**Set task**. Output every line of the data exactly as it appears.

------------------------------------

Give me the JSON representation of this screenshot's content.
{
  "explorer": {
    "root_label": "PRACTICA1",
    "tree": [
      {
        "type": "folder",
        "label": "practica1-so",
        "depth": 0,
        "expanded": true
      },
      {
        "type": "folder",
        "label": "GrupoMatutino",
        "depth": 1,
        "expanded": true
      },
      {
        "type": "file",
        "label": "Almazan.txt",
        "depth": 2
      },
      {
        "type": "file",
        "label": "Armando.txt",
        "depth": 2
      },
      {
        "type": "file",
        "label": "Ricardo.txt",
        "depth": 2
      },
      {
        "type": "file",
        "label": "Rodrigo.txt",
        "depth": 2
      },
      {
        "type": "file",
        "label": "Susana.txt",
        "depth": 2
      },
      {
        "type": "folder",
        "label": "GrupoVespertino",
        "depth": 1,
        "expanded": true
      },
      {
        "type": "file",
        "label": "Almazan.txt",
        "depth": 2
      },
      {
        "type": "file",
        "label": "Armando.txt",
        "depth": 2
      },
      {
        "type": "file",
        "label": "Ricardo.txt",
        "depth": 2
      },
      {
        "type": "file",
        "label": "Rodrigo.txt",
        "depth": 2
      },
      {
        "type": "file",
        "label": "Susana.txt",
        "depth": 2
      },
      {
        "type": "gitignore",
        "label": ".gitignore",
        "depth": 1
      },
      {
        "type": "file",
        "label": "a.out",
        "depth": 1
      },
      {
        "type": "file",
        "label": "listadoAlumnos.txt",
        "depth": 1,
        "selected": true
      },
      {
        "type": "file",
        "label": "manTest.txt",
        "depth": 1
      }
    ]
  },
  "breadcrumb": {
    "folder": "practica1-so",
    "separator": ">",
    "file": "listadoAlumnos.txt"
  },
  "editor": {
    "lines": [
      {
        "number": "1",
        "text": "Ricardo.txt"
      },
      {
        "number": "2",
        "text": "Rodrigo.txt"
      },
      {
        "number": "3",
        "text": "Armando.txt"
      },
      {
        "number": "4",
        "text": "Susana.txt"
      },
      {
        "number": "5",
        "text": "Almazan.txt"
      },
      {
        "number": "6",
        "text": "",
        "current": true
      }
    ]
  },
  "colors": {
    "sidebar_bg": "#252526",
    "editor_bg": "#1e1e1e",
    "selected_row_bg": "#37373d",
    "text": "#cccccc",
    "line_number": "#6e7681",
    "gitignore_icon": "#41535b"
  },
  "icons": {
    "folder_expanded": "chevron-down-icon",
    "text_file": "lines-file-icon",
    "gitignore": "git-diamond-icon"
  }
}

------------------------------------

**The answer**.
Give me the JSON representation of this screenshot's content.
{
  "explorer": {
    "root_label": "PRACTICA1",
    "tree": [
      {
        "type": "folder",
        "label": "practica1-so",
        "depth": 0,
        "expanded": true
      },
      {
        "type": "folder",
        "label": "GrupoMatutino",
        "depth": 1,
        "expanded": true
      },
      {
        "type": "file",
        "label": "Almazan.txt",
        "depth": 2
      },
      {
        "type": "file",
        "label": "Armando.txt",
        "depth": 2
      },
      {
        "type": "file",
        "label": "Ricardo.txt",
        "depth": 2
      },
      {
        "type": "file",
        "label": "Rodrigo.txt",
        "depth": 2
      },
      {
        "type": "file",
        "label": "Susana.txt",
        "depth": 2
      },
      {
        "type": "folder",
        "label": "GrupoVespertino",
        "depth": 1,
        "expanded": true
      },
      {
        "type": "file",
        "label": "Almazan.txt",
        "depth": 2
      },
      {
        "type": "file",
        "label": "Armando.txt",
        "depth": 2
      },
      {
        "type": "file",
        "label": "Ricardo.txt",
        "depth": 2
      },
      {
        "type": "file",
        "label": "Rodrigo.txt",
        "depth": 2
      },
      {
        "type": "file",
        "label": "Susana.txt",
        "depth": 2
      },
      {
        "type": "gitignore",
        "label": ".gitignore",
        "depth": 1
      },
      {
        "type": "file",
        "label": "a.out",
        "depth": 1
      },
      {
        "type": "file",
        "label": "listadoAlumnos.txt",
        "depth": 1,
        "selected": true
      },
      {
        "type": "file",
        "label": "manTest.txt",
        "depth": 1
      }
    ]
  },
  "breadcrumb": {
    "folder": "practica1-so",
    "separator": ">",
    "file": "listadoAlumnos.txt"
  },
  "editor": {
    "lines": [
      {
        "number": "1",
        "text": "Ricardo.txt"
      },
      {
        "number": "2",
        "text": "Rodrigo.txt"
      },
      {
        "number": "3",
        "text": "Armando.txt"
      },
      {
        "number": "4",
        "text": "Susana.txt"
      },
      {
        "number": "5",
        "text": "Almazan.txt"
      },
      {
        "number": "6",
        "text": "",
        "current": true
      }
    ]
  },
  "colors": {
    "sidebar_bg": "#252526",
    "editor_bg": "#1e1e1e",
    "selected_row_bg": "#37373d",
    "text": "#cccccc",
    "line_number": "#6e7681",
    "gitignore_icon": "#41535b"
  },
  "icons": {
    "folder_expanded": "chevron-down-icon",
    "text_file": "lines-file-icon",
    "gitignore": "git-diamond-icon"
  }
}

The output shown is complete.